Repeat each line word for word.

□ □ □ □ □

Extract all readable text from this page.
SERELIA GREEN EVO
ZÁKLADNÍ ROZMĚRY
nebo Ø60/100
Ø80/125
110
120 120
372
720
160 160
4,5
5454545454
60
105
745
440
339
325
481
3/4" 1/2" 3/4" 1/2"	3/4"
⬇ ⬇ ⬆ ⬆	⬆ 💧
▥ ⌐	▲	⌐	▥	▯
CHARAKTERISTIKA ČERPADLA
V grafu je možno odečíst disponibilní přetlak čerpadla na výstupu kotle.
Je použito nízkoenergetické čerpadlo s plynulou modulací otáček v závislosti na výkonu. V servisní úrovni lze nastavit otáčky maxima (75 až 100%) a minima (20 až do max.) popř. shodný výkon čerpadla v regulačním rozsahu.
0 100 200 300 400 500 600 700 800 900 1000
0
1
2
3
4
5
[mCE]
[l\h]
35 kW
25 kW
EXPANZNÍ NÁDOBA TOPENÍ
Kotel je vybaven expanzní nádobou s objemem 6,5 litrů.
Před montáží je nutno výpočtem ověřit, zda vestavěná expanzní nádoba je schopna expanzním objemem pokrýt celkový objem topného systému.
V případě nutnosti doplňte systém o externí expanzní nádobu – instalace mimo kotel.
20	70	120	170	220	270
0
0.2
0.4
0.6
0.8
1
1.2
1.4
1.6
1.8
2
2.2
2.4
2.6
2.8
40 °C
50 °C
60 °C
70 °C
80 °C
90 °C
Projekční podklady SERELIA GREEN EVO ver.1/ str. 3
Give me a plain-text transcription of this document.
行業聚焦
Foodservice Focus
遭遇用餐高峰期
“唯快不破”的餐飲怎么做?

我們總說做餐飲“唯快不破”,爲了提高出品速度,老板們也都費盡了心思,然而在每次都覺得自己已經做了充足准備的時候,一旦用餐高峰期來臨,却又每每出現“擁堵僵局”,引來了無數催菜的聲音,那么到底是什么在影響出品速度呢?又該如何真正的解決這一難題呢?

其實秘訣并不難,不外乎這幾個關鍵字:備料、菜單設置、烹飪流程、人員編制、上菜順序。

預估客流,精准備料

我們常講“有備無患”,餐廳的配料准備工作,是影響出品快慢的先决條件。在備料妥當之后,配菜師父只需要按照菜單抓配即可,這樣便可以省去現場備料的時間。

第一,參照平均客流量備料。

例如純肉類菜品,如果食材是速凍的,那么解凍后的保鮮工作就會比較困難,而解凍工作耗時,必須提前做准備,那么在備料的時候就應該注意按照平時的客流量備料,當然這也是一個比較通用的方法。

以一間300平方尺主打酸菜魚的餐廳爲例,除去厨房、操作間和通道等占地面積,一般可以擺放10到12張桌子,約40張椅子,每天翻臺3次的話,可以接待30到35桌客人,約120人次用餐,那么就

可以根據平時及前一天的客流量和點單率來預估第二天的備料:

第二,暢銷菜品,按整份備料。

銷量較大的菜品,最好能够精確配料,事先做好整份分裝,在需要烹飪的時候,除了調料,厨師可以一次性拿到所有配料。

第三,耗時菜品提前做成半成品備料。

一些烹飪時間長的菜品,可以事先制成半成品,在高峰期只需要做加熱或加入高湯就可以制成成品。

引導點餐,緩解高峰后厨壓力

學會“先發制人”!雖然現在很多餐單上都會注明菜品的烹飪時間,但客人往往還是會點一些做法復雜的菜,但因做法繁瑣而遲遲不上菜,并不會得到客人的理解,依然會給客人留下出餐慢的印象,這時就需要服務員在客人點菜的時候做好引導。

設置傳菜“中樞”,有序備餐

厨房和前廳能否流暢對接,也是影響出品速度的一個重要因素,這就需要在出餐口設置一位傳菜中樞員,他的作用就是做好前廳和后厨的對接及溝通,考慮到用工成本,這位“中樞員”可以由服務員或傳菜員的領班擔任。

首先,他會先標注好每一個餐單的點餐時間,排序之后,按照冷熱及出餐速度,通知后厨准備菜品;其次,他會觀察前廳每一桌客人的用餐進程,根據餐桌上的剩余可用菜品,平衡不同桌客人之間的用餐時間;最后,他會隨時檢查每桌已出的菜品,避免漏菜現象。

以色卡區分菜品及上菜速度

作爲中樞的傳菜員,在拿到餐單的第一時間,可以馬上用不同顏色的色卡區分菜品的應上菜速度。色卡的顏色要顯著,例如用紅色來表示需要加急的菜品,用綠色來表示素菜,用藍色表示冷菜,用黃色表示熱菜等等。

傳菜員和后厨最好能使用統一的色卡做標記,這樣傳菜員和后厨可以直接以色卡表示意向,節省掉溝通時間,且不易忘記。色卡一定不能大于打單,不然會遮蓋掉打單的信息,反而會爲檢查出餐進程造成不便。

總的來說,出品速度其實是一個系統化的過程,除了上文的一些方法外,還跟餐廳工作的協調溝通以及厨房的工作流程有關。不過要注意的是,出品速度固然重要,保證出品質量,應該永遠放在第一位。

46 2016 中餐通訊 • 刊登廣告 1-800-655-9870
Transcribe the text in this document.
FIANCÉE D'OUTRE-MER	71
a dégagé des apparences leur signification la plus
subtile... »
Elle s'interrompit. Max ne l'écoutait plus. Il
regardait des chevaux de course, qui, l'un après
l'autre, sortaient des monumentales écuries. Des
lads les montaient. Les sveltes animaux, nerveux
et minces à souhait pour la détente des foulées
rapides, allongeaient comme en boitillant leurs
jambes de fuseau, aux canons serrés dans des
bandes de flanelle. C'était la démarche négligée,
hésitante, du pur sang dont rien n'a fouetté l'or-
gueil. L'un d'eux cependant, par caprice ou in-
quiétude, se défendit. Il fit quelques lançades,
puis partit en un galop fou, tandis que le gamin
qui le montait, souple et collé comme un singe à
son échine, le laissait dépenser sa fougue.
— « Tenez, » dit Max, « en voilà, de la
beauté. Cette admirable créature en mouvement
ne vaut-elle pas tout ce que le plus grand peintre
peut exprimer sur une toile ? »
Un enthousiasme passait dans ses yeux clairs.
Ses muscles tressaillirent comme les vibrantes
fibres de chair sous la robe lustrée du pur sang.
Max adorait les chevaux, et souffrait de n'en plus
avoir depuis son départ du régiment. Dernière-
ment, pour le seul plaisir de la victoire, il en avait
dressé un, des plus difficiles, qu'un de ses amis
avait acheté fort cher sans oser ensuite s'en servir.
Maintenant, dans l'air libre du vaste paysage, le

□ □ □ □ □

### [RESULT]
Extract all readable text from this page.
SERELIA GREEN EVO
ZÁKLADNÍ ROZMĚRY
nebo Ø60/100
Ø80/125
110
120 120
372
720
160 160
4,5
5454545454
60
105
745
440
339
325
481
3/4" 1/2" 3/4" 1/2"	3/4"
⬇ ⬇ ⬆ ⬆	⬆ 💧
▥ ⌐	▲	⌐	▥	▯
CHARAKTERISTIKA ČERPADLA
V grafu je možno odečíst disponibilní přetlak čerpadla na výstupu kotle.
Je použito nízkoenergetické čerpadlo s plynulou modulací otáček v závislosti na výkonu. V servisní úrovni lze nastavit otáčky maxima (75 až 100%) a minima (20 až do max.) popř. shodný výkon čerpadla v regulačním rozsahu.
0 100 200 300 400 500 600 700 800 900 1000
0
1
2
3
4
5
[mCE]
[l\h]
35 kW
25 kW
EXPANZNÍ NÁDOBA TOPENÍ
Kotel je vybaven expanzní nádobou s objemem 6,5 litrů.
Před montáží je nutno výpočtem ověřit, zda vestavěná expanzní nádoba je schopna expanzním objemem pokrýt celkový objem topného systému.
V případě nutnosti doplňte systém o externí expanzní nádobu – instalace mimo kotel.
20	70	120	170	220	270
0
0.2
0.4
0.6
0.8
1
1.2
1.4
1.6
1.8
2
2.2
2.4
2.6
2.8
40 °C
50 °C
60 °C
70 °C
80 °C
90 °C
Projekční podklady SERELIA GREEN EVO ver.1/ str. 3
Give me a plain-text transcription of this document.
行業聚焦
Foodservice Focus
遭遇用餐高峰期
“唯快不破”的餐飲怎么做?

我們總說做餐飲“唯快不破”,爲了提高出品速度,老板們也都費盡了心思,然而在每次都覺得自己已經做了充足准備的時候,一旦用餐高峰期來臨,却又每每出現“擁堵僵局”,引來了無數催菜的聲音,那么到底是什么在影響出品速度呢?又該如何真正的解決這一難題呢?

其實秘訣并不難,不外乎這幾個關鍵字:備料、菜單設置、烹飪流程、人員編制、上菜順序。

預估客流,精准備料

我們常講“有備無患”,餐廳的配料准備工作,是影響出品快慢的先决條件。在備料妥當之后,配菜師父只需要按照菜單抓配即可,這樣便可以省去現場備料的時間。

第一,參照平均客流量備料。

例如純肉類菜品,如果食材是速凍的,那么解凍后的保鮮工作就會比較困難,而解凍工作耗時,必須提前做准備,那么在備料的時候就應該注意按照平時的客流量備料,當然這也是一個比較通用的方法。

以一間300平方尺主打酸菜魚的餐廳爲例,除去厨房、操作間和通道等占地面積,一般可以擺放10到12張桌子,約40張椅子,每天翻臺3次的話,可以接待30到35桌客人,約120人次用餐,那么就

可以根據平時及前一天的客流量和點單率來預估第二天的備料:

第二,暢銷菜品,按整份備料。

銷量較大的菜品,最好能够精確配料,事先做好整份分裝,在需要烹飪的時候,除了調料,厨師可以一次性拿到所有配料。

第三,耗時菜品提前做成半成品備料。

一些烹飪時間長的菜品,可以事先制成半成品,在高峰期只需要做加熱或加入高湯就可以制成成品。

引導點餐,緩解高峰后厨壓力

學會“先發制人”!雖然現在很多餐單上都會注明菜品的烹飪時間,但客人往往還是會點一些做法復雜的菜,但因做法繁瑣而遲遲不上菜,并不會得到客人的理解,依然會給客人留下出餐慢的印象,這時就需要服務員在客人點菜的時候做好引導。

設置傳菜“中樞”,有序備餐

厨房和前廳能否流暢對接,也是影響出品速度的一個重要因素,這就需要在出餐口設置一位傳菜中樞員,他的作用就是做好前廳和后厨的對接及溝通,考慮到用工成本,這位“中樞員”可以由服務員或傳菜員的領班擔任。

首先,他會先標注好每一個餐單的點餐時間,排序之后,按照冷熱及出餐速度,通知后厨准備菜品;其次,他會觀察前廳每一桌客人的用餐進程,根據餐桌上的剩余可用菜品,平衡不同桌客人之間的用餐時間;最后,他會隨時檢查每桌已出的菜品,避免漏菜現象。

以色卡區分菜品及上菜速度

作爲中樞的傳菜員,在拿到餐單的第一時間,可以馬上用不同顏色的色卡區分菜品的應上菜速度。色卡的顏色要顯著,例如用紅色來表示需要加急的菜品,用綠色來表示素菜,用藍色表示冷菜,用黃色表示熱菜等等。

傳菜員和后厨最好能使用統一的色卡做標記,這樣傳菜員和后厨可以直接以色卡表示意向,節省掉溝通時間,且不易忘記。色卡一定不能大于打單,不然會遮蓋掉打單的信息,反而會爲檢查出餐進程造成不便。

總的來說,出品速度其實是一個系統化的過程,除了上文的一些方法外,還跟餐廳工作的協調溝通以及厨房的工作流程有關。不過要注意的是,出品速度固然重要,保證出品質量,應該永遠放在第一位。

46 2016 中餐通訊 • 刊登廣告 1-800-655-9870
Transcribe the text in this document.
FIANCÉE D'OUTRE-MER	71
a dégagé des apparences leur signification la plus
subtile... »
Elle s'interrompit. Max ne l'écoutait plus. Il
regardait des chevaux de course, qui, l'un après
l'autre, sortaient des monumentales écuries. Des
lads les montaient. Les sveltes animaux, nerveux
et minces à souhait pour la détente des foulées
rapides, allongeaient comme en boitillant leurs
jambes de fuseau, aux canons serrés dans des
bandes de flanelle. C'était la démarche négligée,
hésitante, du pur sang dont rien n'a fouetté l'or-
gueil. L'un d'eux cependant, par caprice ou in-
quiétude, se défendit. Il fit quelques lançades,
puis partit en un galop fou, tandis que le gamin
qui le montait, souple et collé comme un singe à
son échine, le laissait dépenser sa fougue.
— « Tenez, » dit Max, « en voilà, de la
beauté. Cette admirable créature en mouvement
ne vaut-elle pas tout ce que le plus grand peintre
peut exprimer sur une toile ? »
Un enthousiasme passait dans ses yeux clairs.
Ses muscles tressaillirent comme les vibrantes
fibres de chair sous la robe lustrée du pur sang.
Max adorait les chevaux, et souffrait de n'en plus
avoir depuis son départ du régiment. Dernière-
ment, pour le seul plaisir de la victoire, il en avait
dressé un, des plus difficiles, qu'un de ses amis
avait acheté fort cher sans oser ensuite s'en servir.
Maintenant, dans l'air libre du vaste paysage, le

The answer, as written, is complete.